Copy out every row below, starting at the one that contains "signal-bin xyxy=(1077,261,1081,268)" and running down through the one that contains "signal-bin xyxy=(539,820,543,875)", with both of those included.

——

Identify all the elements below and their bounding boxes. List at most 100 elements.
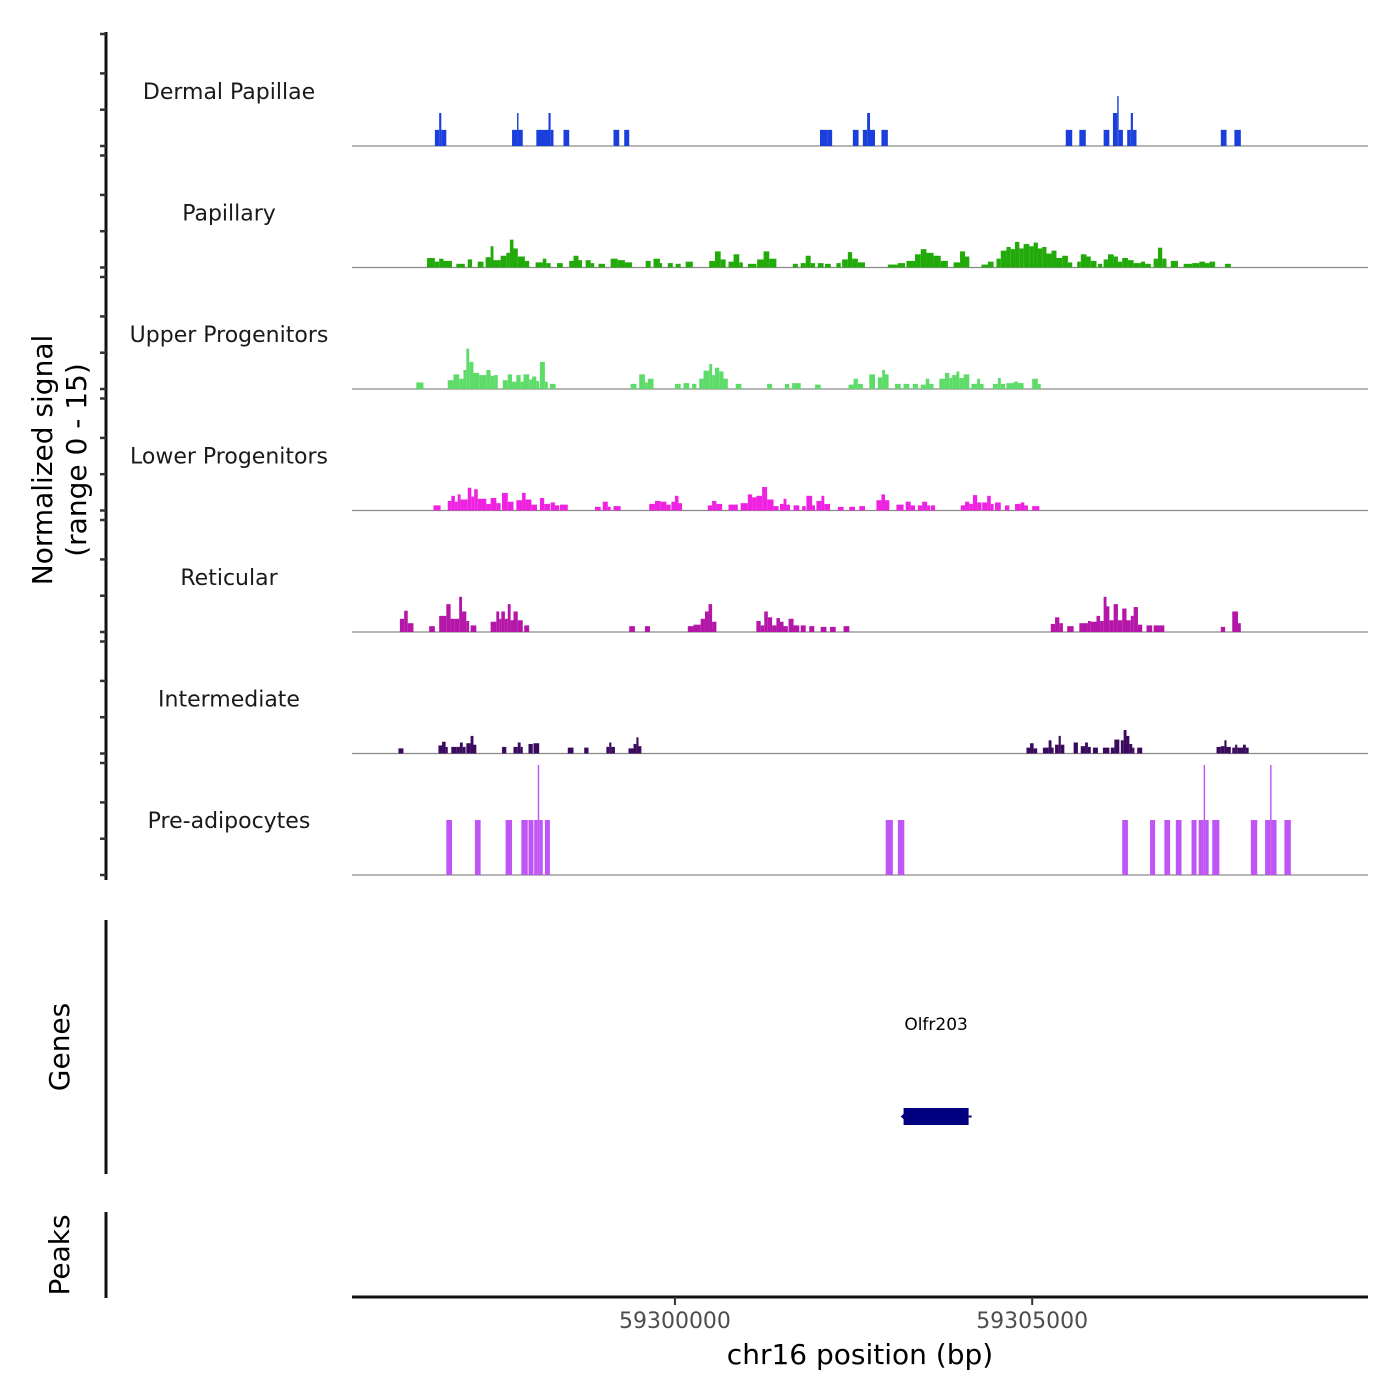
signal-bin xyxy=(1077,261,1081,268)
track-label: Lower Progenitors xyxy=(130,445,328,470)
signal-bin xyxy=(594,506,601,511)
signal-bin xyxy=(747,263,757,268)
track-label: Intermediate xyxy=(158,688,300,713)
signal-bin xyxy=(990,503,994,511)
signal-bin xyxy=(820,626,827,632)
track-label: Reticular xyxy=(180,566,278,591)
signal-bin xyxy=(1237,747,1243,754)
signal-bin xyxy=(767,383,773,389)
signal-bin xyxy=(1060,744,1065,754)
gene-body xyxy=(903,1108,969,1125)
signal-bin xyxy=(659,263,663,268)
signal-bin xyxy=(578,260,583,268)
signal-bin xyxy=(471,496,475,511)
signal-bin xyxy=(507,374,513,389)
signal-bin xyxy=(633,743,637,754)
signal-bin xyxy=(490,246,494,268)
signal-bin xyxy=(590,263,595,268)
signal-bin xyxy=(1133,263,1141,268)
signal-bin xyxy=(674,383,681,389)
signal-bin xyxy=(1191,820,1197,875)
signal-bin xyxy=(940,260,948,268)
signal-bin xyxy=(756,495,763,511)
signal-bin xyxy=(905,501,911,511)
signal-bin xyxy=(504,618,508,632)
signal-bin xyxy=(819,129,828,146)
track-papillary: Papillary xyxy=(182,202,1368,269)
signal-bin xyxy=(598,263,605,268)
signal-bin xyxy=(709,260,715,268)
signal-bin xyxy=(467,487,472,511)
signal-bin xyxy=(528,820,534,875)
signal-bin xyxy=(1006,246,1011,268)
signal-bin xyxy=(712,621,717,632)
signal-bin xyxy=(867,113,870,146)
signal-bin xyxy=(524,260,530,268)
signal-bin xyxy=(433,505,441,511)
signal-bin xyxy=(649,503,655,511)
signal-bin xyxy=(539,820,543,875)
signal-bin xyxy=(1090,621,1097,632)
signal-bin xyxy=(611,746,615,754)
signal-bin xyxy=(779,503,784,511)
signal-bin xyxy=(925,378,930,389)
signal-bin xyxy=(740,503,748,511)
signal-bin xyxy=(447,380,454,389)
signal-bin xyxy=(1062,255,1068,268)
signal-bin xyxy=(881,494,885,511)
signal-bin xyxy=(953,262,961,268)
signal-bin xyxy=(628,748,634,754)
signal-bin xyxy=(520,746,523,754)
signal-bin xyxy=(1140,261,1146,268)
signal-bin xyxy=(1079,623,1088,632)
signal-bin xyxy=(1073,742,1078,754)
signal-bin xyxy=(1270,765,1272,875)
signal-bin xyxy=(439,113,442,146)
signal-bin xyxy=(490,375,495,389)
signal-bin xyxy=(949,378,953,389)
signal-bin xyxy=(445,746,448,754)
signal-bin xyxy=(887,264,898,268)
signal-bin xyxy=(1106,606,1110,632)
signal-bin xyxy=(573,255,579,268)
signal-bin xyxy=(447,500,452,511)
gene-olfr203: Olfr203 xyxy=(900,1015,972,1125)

——

| SOLUTION TO THE PROBLEM |
signal-bin xyxy=(1077,261,1081,268)
track-label: Lower Progenitors xyxy=(130,445,328,470)
signal-bin xyxy=(594,506,601,511)
signal-bin xyxy=(747,263,757,268)
track-label: Intermediate xyxy=(158,688,300,713)
signal-bin xyxy=(990,503,994,511)
signal-bin xyxy=(820,626,827,632)
track-label: Reticular xyxy=(180,566,278,591)
signal-bin xyxy=(1237,747,1243,754)
signal-bin xyxy=(767,383,773,389)
signal-bin xyxy=(1060,744,1065,754)
gene-body xyxy=(903,1108,969,1125)
signal-bin xyxy=(659,263,663,268)
signal-bin xyxy=(578,260,583,268)
signal-bin xyxy=(471,496,475,511)
signal-bin xyxy=(507,374,513,389)
signal-bin xyxy=(633,743,637,754)
signal-bin xyxy=(490,246,494,268)
signal-bin xyxy=(590,263,595,268)
signal-bin xyxy=(1133,263,1141,268)
signal-bin xyxy=(674,383,681,389)
signal-bin xyxy=(1191,820,1197,875)
signal-bin xyxy=(940,260,948,268)
signal-bin xyxy=(756,495,763,511)
signal-bin xyxy=(905,501,911,511)
signal-bin xyxy=(504,618,508,632)
signal-bin xyxy=(819,129,828,146)
track-papillary: Papillary xyxy=(182,202,1368,269)
signal-bin xyxy=(598,263,605,268)
signal-bin xyxy=(709,260,715,268)
signal-bin xyxy=(467,487,472,511)
signal-bin xyxy=(528,820,534,875)
signal-bin xyxy=(1006,246,1011,268)
signal-bin xyxy=(712,621,717,632)
signal-bin xyxy=(867,113,870,146)
signal-bin xyxy=(524,260,530,268)
signal-bin xyxy=(433,505,441,511)
signal-bin xyxy=(649,503,655,511)
signal-bin xyxy=(539,820,543,875)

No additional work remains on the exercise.